— START Extracted material —

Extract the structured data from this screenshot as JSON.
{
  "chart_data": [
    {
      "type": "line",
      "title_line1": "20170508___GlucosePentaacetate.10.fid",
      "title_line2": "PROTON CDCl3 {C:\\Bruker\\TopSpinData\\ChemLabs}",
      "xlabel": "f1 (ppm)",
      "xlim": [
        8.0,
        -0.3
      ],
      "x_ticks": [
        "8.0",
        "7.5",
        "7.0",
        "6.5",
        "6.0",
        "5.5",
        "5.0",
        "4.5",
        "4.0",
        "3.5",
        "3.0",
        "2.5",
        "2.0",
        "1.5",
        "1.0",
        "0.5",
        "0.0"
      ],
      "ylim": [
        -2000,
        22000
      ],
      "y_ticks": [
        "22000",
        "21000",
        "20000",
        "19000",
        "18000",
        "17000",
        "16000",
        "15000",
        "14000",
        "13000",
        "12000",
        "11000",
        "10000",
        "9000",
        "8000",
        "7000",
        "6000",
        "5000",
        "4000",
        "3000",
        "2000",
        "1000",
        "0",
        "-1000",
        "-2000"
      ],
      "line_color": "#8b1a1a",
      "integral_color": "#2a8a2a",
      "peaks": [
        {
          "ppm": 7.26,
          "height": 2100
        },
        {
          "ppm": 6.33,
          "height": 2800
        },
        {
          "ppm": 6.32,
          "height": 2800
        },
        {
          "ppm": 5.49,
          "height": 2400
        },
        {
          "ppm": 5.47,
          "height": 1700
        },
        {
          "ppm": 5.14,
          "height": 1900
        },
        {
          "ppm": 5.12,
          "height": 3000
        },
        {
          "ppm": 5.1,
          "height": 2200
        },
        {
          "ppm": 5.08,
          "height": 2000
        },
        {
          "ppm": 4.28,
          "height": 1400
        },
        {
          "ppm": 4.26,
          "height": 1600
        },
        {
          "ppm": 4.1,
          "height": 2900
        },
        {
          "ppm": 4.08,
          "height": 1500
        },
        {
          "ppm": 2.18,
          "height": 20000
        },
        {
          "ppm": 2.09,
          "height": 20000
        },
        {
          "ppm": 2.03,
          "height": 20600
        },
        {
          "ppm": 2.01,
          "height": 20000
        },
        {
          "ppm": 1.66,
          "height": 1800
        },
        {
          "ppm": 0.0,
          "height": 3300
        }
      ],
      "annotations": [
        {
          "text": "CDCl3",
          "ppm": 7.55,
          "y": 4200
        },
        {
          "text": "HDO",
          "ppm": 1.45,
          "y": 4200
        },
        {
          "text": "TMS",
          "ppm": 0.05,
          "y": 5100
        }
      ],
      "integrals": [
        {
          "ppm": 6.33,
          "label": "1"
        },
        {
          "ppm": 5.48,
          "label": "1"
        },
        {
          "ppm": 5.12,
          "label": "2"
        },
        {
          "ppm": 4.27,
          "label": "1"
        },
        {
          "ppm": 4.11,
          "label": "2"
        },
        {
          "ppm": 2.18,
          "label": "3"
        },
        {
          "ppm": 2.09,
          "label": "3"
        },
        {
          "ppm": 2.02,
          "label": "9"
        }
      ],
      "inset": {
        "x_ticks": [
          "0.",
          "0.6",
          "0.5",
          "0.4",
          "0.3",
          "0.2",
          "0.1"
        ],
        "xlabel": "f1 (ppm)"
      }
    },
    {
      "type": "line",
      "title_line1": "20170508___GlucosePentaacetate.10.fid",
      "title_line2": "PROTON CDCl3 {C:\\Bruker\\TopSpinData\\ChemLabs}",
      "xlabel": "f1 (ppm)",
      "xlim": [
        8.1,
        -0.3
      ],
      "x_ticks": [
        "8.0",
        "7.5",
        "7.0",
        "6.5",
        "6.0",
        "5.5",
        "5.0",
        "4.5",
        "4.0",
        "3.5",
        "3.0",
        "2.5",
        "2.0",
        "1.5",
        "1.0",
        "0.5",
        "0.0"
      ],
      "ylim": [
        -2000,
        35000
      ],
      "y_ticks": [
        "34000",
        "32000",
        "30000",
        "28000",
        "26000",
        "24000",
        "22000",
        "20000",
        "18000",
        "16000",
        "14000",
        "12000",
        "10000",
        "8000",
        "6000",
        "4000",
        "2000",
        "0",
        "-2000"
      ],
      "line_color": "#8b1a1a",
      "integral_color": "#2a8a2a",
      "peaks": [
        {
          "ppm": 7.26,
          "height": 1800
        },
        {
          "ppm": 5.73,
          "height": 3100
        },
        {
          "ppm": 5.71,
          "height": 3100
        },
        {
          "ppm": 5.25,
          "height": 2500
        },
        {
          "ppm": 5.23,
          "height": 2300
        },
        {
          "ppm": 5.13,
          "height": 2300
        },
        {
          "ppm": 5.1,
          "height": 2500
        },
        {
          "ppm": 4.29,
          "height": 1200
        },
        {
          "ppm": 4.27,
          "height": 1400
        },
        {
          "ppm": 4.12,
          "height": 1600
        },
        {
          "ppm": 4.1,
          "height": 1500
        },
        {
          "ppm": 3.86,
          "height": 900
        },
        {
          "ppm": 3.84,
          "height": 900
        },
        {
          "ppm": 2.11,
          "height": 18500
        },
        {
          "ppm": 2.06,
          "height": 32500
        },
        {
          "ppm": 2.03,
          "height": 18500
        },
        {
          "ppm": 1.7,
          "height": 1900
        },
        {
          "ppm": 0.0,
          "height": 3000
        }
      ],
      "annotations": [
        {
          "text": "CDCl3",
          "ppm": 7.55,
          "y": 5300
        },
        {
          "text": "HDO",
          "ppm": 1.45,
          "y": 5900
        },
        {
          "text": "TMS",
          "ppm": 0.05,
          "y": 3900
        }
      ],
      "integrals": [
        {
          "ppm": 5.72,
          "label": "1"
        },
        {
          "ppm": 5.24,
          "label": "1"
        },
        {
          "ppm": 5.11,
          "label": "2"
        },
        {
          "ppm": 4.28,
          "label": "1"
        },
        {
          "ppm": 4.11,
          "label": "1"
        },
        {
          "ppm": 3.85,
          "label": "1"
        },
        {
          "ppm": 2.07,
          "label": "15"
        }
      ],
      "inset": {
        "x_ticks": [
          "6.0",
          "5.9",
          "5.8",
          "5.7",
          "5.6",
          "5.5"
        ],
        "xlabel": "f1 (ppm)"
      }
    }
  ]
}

— END Extracted material —

-- What the task asks --
From the listing above, reproduce all the lines exactly.

-- The solution --
Extract the structured data from this screenshot as JSON.
{
  "chart_data": [
    {
      "type": "line",
      "title_line1": "20170508___GlucosePentaacetate.10.fid",
      "title_line2": "PROTON CDCl3 {C:\\Bruker\\TopSpinData\\ChemLabs}",
      "xlabel": "f1 (ppm)",
      "xlim": [
        8.0,
        -0.3
      ],
      "x_ticks": [
        "8.0",
        "7.5",
        "7.0",
        "6.5",
        "6.0",
        "5.5",
        "5.0",
        "4.5",
        "4.0",
        "3.5",
        "3.0",
        "2.5",
        "2.0",
        "1.5",
        "1.0",
        "0.5",
        "0.0"
      ],
      "ylim": [
        -2000,
        22000
      ],
      "y_ticks": [
        "22000",
        "21000",
        "20000",
        "19000",
        "18000",
        "17000",
        "16000",
        "15000",
        "14000",
        "13000",
        "12000",
        "11000",
        "10000",
        "9000",
        "8000",
        "7000",
        "6000",
        "5000",
        "4000",
        "3000",
        "2000",
        "1000",
        "0",
        "-1000",
        "-2000"
      ],
      "line_color": "#8b1a1a",
      "integral_color": "#2a8a2a",
      "peaks": [
        {
          "ppm": 7.26,
          "height": 2100
        },
        {
          "ppm": 6.33,
          "height": 2800
        },
        {
          "ppm": 6.32,
          "height": 2800
        },
        {
          "ppm": 5.49,
          "height": 2400
        },
        {
          "ppm": 5.47,
          "height": 1700
        },
        {
          "ppm": 5.14,
          "height": 1900
        },
        {
          "ppm": 5.12,
          "height": 3000
        },
        {
          "ppm": 5.1,
          "height": 2200
        },
        {
          "ppm": 5.08,
          "height": 2000
        },
        {
          "ppm": 4.28,
          "height": 1400
        },
        {
          "ppm": 4.26,
          "height": 1600
        },
        {
          "ppm": 4.1,
          "height": 2900
        },
        {
          "ppm": 4.08,
          "height": 1500
        },
        {
          "ppm": 2.18,
          "height": 20000
        },
        {
          "ppm": 2.09,
          "height": 20000
        },
        {
          "ppm": 2.03,
          "height": 20600
        },
        {
          "ppm": 2.01,
          "height": 20000
        },
        {
          "ppm": 1.66,
          "height": 1800
        },
        {
          "ppm": 0.0,
          "height": 3300
        }
      ],
      "annotations": [
        {
          "text": "CDCl3",
          "ppm": 7.55,
          "y": 4200
        },
        {
          "text": "HDO",
          "ppm": 1.45,
          "y": 4200
        },
        {
          "text": "TMS",
          "ppm": 0.05,
          "y": 5100
        }
      ],
      "integrals": [
        {
          "ppm": 6.33,
          "label": "1"
        },
        {
          "ppm": 5.48,
          "label": "1"
        },
        {
          "ppm": 5.12,
          "label": "2"
        },
        {
          "ppm": 4.27,
          "label": "1"
        },
        {
          "ppm": 4.11,
          "label": "2"
        },
        {
          "ppm": 2.18,
          "label": "3"
        },
        {
          "ppm": 2.09,
          "label": "3"
        },
        {
          "ppm": 2.02,
          "label": "9"
        }
      ],
      "inset": {
        "x_ticks": [
          "0.",
          "0.6",
          "0.5",
          "0.4",
          "0.3",
          "0.2",
          "0.1"
        ],
        "xlabel": "f1 (ppm)"
      }
    },
    {
      "type": "line",
      "title_line1": "20170508___GlucosePentaacetate.10.fid",
      "title_line2": "PROTON CDCl3 {C:\\Bruker\\TopSpinData\\ChemLabs}",
      "xlabel": "f1 (ppm)",
      "xlim": [
        8.1,
        -0.3
      ],
      "x_ticks": [
        "8.0",
        "7.5",
        "7.0",
        "6.5",
        "6.0",
        "5.5",
        "5.0",
        "4.5",
        "4.0",
        "3.5",
        "3.0",
        "2.5",
        "2.0",
        "1.5",
        "1.0",
        "0.5",
        "0.0"
      ],
      "ylim": [
        -2000,
        35000
      ],
      "y_ticks": [
        "34000",
        "32000",
        "30000",
        "28000",
        "26000",
        "24000",
        "22000",
        "20000",
        "18000",
        "16000",
        "14000",
        "12000",
        "10000",
        "8000",
        "6000",
        "4000",
        "2000",
        "0",
        "-2000"
      ],
      "line_color": "#8b1a1a",
      "integral_color": "#2a8a2a",
      "peaks": [
        {
          "ppm": 7.26,
          "height": 1800
        },
        {
          "ppm": 5.73,
          "height": 3100
        },
        {
          "ppm": 5.71,
          "height": 3100
        },
        {
          "ppm": 5.25,
          "height": 2500
        },
        {
          "ppm": 5.23,
          "height": 2300
        },
        {
          "ppm": 5.13,
          "height": 2300
        },
        {
          "ppm": 5.1,
          "height": 2500
        },
        {
          "ppm": 4.29,
          "height": 1200
        },
        {
          "ppm": 4.27,
          "height": 1400
        },
        {
          "ppm": 4.12,
          "height": 1600
        },
        {
          "ppm": 4.1,
          "height": 1500
        },
        {
          "ppm": 3.86,
          "height": 900
        },
        {
          "ppm": 3.84,
          "height": 900
        },
        {
          "ppm": 2.11,
          "height": 18500
        },
        {
          "ppm": 2.06,
          "height": 32500
        },
        {
          "ppm": 2.03,
          "height": 18500
        },
        {
          "ppm": 1.7,
          "height": 1900
        },
        {
          "ppm": 0.0,
          "height": 3000
        }
      ],
      "annotations": [
        {
          "text": "CDCl3",
          "ppm": 7.55,
          "y": 5300
        },
        {
          "text": "HDO",
          "ppm": 1.45,
          "y": 5900
        },
        {
          "text": "TMS",
          "ppm": 0.05,
          "y": 3900
        }
      ],
      "integrals": [
        {
          "ppm": 5.72,
          "label": "1"
        },
        {
          "ppm": 5.24,
          "label": "1"
        },
        {
          "ppm": 5.11,
          "label": "2"
        },
        {
          "ppm": 4.28,
          "label": "1"
        },
        {
          "ppm": 4.11,
          "label": "1"
        },
        {
          "ppm": 3.85,
          "label": "1"
        },
        {
          "ppm": 2.07,
          "label": "15"
        }
      ],
      "inset": {
        "x_ticks": [
          "6.0",
          "5.9",
          "5.8",
          "5.7",
          "5.6",
          "5.5"
        ],
        "xlabel": "f1 (ppm)"
      }
    }
  ]
}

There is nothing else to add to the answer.